• Exercise instructions:
Without the pictures, give the entries below again exactly as written.

Dataset records on visual material

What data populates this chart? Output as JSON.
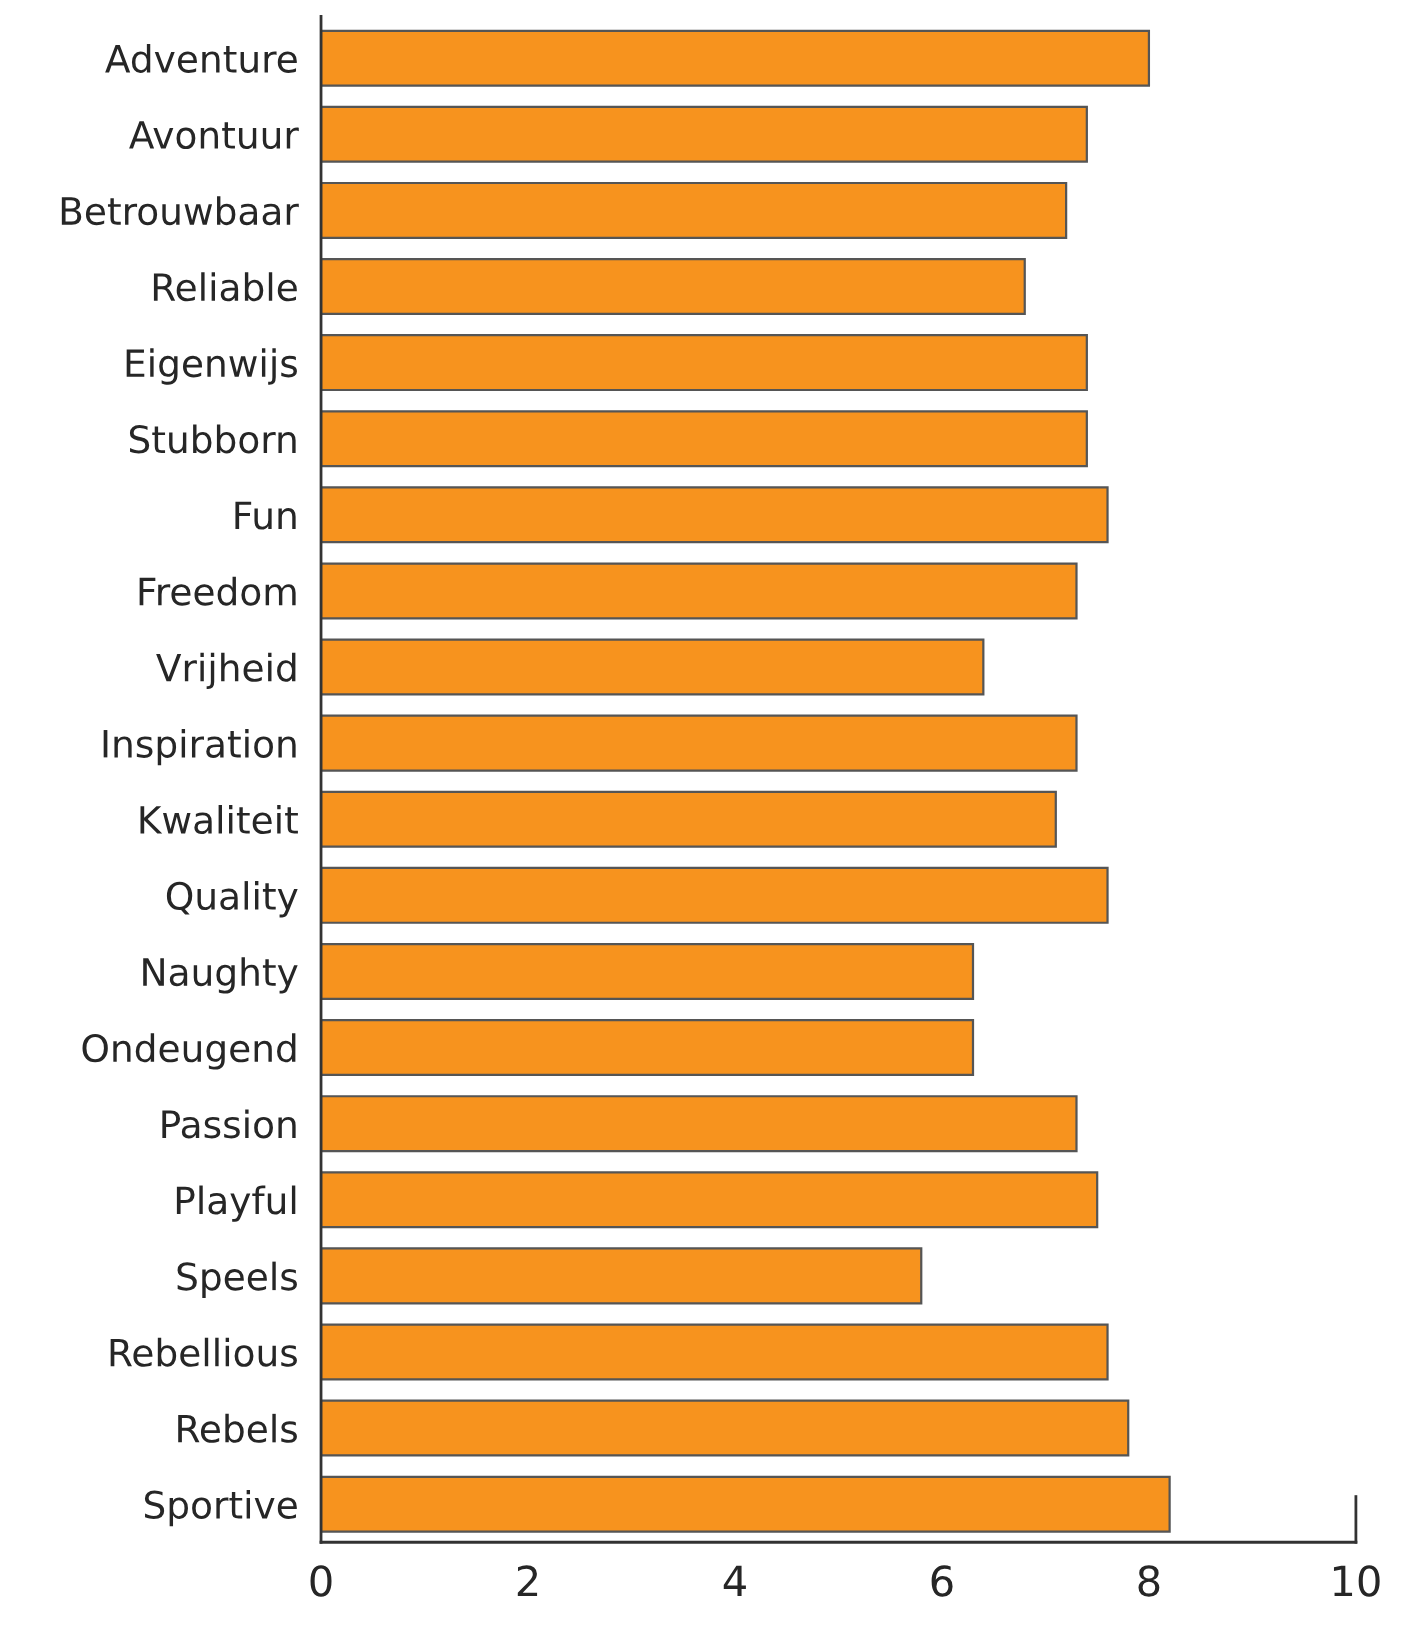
{
  "chart_data": {
    "type": "bar",
    "orientation": "horizontal",
    "color": "#f7931e",
    "categories": [
      "Adventure",
      "Avontuur",
      "Betrouwbaar",
      "Reliable",
      "Eigenwijs",
      "Stubborn",
      "Fun",
      "Freedom",
      "Vrijheid",
      "Inspiration",
      "Kwaliteit",
      "Quality",
      "Naughty",
      "Ondeugend",
      "Passion",
      "Playful",
      "Speels",
      "Rebellious",
      "Rebels",
      "Sportive"
    ],
    "values": [
      8.0,
      7.4,
      7.2,
      6.8,
      7.4,
      7.4,
      7.6,
      7.3,
      6.4,
      7.3,
      7.1,
      7.6,
      6.3,
      6.3,
      7.3,
      7.5,
      5.8,
      7.6,
      7.8,
      8.2
    ],
    "xlim": [
      0,
      10
    ],
    "xticks": [
      0,
      2,
      4,
      6,
      8,
      10
    ],
    "grid": false,
    "legend": false
  }
}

• Result below:
What data populates this chart? Output as JSON.
{
  "chart_data": {
    "type": "bar",
    "orientation": "horizontal",
    "color": "#f7931e",
    "categories": [
      "Adventure",
      "Avontuur",
      "Betrouwbaar",
      "Reliable",
      "Eigenwijs",
      "Stubborn",
      "Fun",
      "Freedom",
      "Vrijheid",
      "Inspiration",
      "Kwaliteit",
      "Quality",
      "Naughty",
      "Ondeugend",
      "Passion",
      "Playful",
      "Speels",
      "Rebellious",
      "Rebels",
      "Sportive"
    ],
    "values": [
      8.0,
      7.4,
      7.2,
      6.8,
      7.4,
      7.4,
      7.6,
      7.3,
      6.4,
      7.3,
      7.1,
      7.6,
      6.3,
      6.3,
      7.3,
      7.5,
      5.8,
      7.6,
      7.8,
      8.2
    ],
    "xlim": [
      0,
      10
    ],
    "xticks": [
      0,
      2,
      4,
      6,
      8,
      10
    ],
    "grid": false,
    "legend": false
  }
}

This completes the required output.